Problem - Output every entry exactly, from the first line to the last.

Input data -
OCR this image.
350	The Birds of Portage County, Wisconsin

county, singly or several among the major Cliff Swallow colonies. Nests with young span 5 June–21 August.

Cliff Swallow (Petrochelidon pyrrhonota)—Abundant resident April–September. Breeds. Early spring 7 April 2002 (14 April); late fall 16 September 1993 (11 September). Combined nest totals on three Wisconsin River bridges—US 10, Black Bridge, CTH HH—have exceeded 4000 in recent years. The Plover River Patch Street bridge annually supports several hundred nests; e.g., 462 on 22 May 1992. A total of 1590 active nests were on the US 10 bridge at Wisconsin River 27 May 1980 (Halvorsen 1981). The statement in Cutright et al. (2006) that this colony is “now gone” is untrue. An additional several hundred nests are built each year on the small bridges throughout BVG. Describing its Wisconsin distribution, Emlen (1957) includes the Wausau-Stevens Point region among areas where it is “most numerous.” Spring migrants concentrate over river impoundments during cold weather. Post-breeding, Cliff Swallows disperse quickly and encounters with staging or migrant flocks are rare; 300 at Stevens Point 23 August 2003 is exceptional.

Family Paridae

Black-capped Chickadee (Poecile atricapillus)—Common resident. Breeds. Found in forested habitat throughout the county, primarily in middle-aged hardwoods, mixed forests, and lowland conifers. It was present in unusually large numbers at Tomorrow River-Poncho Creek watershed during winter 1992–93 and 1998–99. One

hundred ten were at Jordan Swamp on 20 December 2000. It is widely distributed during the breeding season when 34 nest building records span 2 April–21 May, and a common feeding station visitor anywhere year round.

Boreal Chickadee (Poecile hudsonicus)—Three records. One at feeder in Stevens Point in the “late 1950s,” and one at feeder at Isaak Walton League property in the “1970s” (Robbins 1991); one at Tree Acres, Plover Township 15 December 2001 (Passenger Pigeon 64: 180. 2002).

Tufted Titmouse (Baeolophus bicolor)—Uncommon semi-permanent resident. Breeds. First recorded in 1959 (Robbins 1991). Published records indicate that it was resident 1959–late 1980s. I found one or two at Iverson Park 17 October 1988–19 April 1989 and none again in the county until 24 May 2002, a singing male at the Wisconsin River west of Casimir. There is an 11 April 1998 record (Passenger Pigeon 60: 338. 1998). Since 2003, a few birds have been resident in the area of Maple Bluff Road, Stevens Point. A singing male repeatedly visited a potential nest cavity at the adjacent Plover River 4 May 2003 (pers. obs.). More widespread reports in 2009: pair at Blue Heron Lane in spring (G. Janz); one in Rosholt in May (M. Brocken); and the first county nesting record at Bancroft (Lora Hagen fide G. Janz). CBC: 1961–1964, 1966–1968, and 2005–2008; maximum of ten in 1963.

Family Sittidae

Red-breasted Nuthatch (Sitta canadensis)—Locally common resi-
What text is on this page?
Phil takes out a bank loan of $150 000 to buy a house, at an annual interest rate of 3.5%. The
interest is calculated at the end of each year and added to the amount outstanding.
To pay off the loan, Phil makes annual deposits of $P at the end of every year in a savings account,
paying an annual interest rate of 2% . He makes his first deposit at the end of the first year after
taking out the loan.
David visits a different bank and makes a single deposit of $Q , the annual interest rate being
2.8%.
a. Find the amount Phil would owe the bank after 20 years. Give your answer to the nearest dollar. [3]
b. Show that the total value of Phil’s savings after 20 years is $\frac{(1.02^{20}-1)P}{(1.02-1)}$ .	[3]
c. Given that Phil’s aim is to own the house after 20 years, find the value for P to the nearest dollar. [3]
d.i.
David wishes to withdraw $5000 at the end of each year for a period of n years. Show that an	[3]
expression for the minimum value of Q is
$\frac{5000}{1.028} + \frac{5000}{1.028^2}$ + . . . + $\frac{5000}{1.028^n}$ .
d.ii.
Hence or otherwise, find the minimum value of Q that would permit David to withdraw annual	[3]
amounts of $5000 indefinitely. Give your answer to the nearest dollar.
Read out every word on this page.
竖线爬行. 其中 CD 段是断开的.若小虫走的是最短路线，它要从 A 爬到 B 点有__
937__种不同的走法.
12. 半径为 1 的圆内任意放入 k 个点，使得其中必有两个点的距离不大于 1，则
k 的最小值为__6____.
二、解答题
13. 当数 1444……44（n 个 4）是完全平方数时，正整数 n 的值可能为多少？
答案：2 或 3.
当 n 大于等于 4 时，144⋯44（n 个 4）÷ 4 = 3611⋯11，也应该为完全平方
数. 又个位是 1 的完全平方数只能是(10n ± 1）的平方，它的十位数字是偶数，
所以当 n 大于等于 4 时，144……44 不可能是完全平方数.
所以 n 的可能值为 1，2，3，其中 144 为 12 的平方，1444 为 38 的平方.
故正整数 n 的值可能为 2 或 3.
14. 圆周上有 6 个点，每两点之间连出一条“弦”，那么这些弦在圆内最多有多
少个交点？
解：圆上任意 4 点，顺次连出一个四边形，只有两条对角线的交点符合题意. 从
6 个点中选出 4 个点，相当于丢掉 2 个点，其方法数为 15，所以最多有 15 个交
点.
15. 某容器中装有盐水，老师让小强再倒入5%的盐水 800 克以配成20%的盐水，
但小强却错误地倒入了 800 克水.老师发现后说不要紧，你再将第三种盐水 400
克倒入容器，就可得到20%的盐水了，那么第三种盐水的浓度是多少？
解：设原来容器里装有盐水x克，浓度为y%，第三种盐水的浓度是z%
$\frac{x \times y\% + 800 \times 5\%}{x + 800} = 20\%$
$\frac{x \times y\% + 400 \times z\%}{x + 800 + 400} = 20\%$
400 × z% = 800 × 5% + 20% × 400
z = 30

Complete answer -
OCR this image.
350	The Birds of Portage County, Wisconsin

county, singly or several among the major Cliff Swallow colonies. Nests with young span 5 June–21 August.

Cliff Swallow (Petrochelidon pyrrhonota)—Abundant resident April–September. Breeds. Early spring 7 April 2002 (14 April); late fall 16 September 1993 (11 September). Combined nest totals on three Wisconsin River bridges—US 10, Black Bridge, CTH HH—have exceeded 4000 in recent years. The Plover River Patch Street bridge annually supports several hundred nests; e.g., 462 on 22 May 1992. A total of 1590 active nests were on the US 10 bridge at Wisconsin River 27 May 1980 (Halvorsen 1981). The statement in Cutright et al. (2006) that this colony is “now gone” is untrue. An additional several hundred nests are built each year on the small bridges throughout BVG. Describing its Wisconsin distribution, Emlen (1957) includes the Wausau-Stevens Point region among areas where it is “most numerous.” Spring migrants concentrate over river impoundments during cold weather. Post-breeding, Cliff Swallows disperse quickly and encounters with staging or migrant flocks are rare; 300 at Stevens Point 23 August 2003 is exceptional.

Family Paridae

Black-capped Chickadee (Poecile atricapillus)—Common resident. Breeds. Found in forested habitat throughout the county, primarily in middle-aged hardwoods, mixed forests, and lowland conifers. It was present in unusually large numbers at Tomorrow River-Poncho Creek watershed during winter 1992–93 and 1998–99. One

hundred ten were at Jordan Swamp on 20 December 2000. It is widely distributed during the breeding season when 34 nest building records span 2 April–21 May, and a common feeding station visitor anywhere year round.

Boreal Chickadee (Poecile hudsonicus)—Three records. One at feeder in Stevens Point in the “late 1950s,” and one at feeder at Isaak Walton League property in the “1970s” (Robbins 1991); one at Tree Acres, Plover Township 15 December 2001 (Passenger Pigeon 64: 180. 2002).

Tufted Titmouse (Baeolophus bicolor)—Uncommon semi-permanent resident. Breeds. First recorded in 1959 (Robbins 1991). Published records indicate that it was resident 1959–late 1980s. I found one or two at Iverson Park 17 October 1988–19 April 1989 and none again in the county until 24 May 2002, a singing male at the Wisconsin River west of Casimir. There is an 11 April 1998 record (Passenger Pigeon 60: 338. 1998). Since 2003, a few birds have been resident in the area of Maple Bluff Road, Stevens Point. A singing male repeatedly visited a potential nest cavity at the adjacent Plover River 4 May 2003 (pers. obs.). More widespread reports in 2009: pair at Blue Heron Lane in spring (G. Janz); one in Rosholt in May (M. Brocken); and the first county nesting record at Bancroft (Lora Hagen fide G. Janz). CBC: 1961–1964, 1966–1968, and 2005–2008; maximum of ten in 1963.

Family Sittidae

Red-breasted Nuthatch (Sitta canadensis)—Locally common resi-
What text is on this page?
Phil takes out a bank loan of $150 000 to buy a house, at an annual interest rate of 3.5%. The
interest is calculated at the end of each year and added to the amount outstanding.
To pay off the loan, Phil makes annual deposits of $P at the end of every year in a savings account,
paying an annual interest rate of 2% . He makes his first deposit at the end of the first year after
taking out the loan.
David visits a different bank and makes a single deposit of $Q , the annual interest rate being
2.8%.
a. Find the amount Phil would owe the bank after 20 years. Give your answer to the nearest dollar. [3]
b. Show that the total value of Phil’s savings after 20 years is $\frac{(1.02^{20}-1)P}{(1.02-1)}$ .	[3]
c. Given that Phil’s aim is to own the house after 20 years, find the value for P to the nearest dollar. [3]
d.i.
David wishes to withdraw $5000 at the end of each year for a period of n years. Show that an	[3]
expression for the minimum value of Q is
$\frac{5000}{1.028} + \frac{5000}{1.028^2}$ + . . . + $\frac{5000}{1.028^n}$ .
d.ii.
Hence or otherwise, find the minimum value of Q that would permit David to withdraw annual	[3]
amounts of $5000 indefinitely. Give your answer to the nearest dollar.
Read out every word on this page.
竖线爬行. 其中 CD 段是断开的.若小虫走的是最短路线，它要从 A 爬到 B 点有__
937__种不同的走法.
12. 半径为 1 的圆内任意放入 k 个点，使得其中必有两个点的距离不大于 1，则
k 的最小值为__6____.
二、解答题
13. 当数 1444……44（n 个 4）是完全平方数时，正整数 n 的值可能为多少？
答案：2 或 3.
当 n 大于等于 4 时，144⋯44（n 个 4）÷ 4 = 3611⋯11，也应该为完全平方
数. 又个位是 1 的完全平方数只能是(10n ± 1）的平方，它的十位数字是偶数，
所以当 n 大于等于 4 时，144……44 不可能是完全平方数.
所以 n 的可能值为 1，2，3，其中 144 为 12 的平方，1444 为 38 的平方.
故正整数 n 的值可能为 2 或 3.
14. 圆周上有 6 个点，每两点之间连出一条“弦”，那么这些弦在圆内最多有多
少个交点？
解：圆上任意 4 点，顺次连出一个四边形，只有两条对角线的交点符合题意. 从
6 个点中选出 4 个点，相当于丢掉 2 个点，其方法数为 15，所以最多有 15 个交
点.
15. 某容器中装有盐水，老师让小强再倒入5%的盐水 800 克以配成20%的盐水，
但小强却错误地倒入了 800 克水.老师发现后说不要紧，你再将第三种盐水 400
克倒入容器，就可得到20%的盐水了，那么第三种盐水的浓度是多少？
解：设原来容器里装有盐水x克，浓度为y%，第三种盐水的浓度是z%
$\frac{x \times y\% + 800 \times 5\%}{x + 800} = 20\%$
$\frac{x \times y\% + 400 \times z\%}{x + 800 + 400} = 20\%$
400 × z% = 800 × 5% + 20% × 400
z = 30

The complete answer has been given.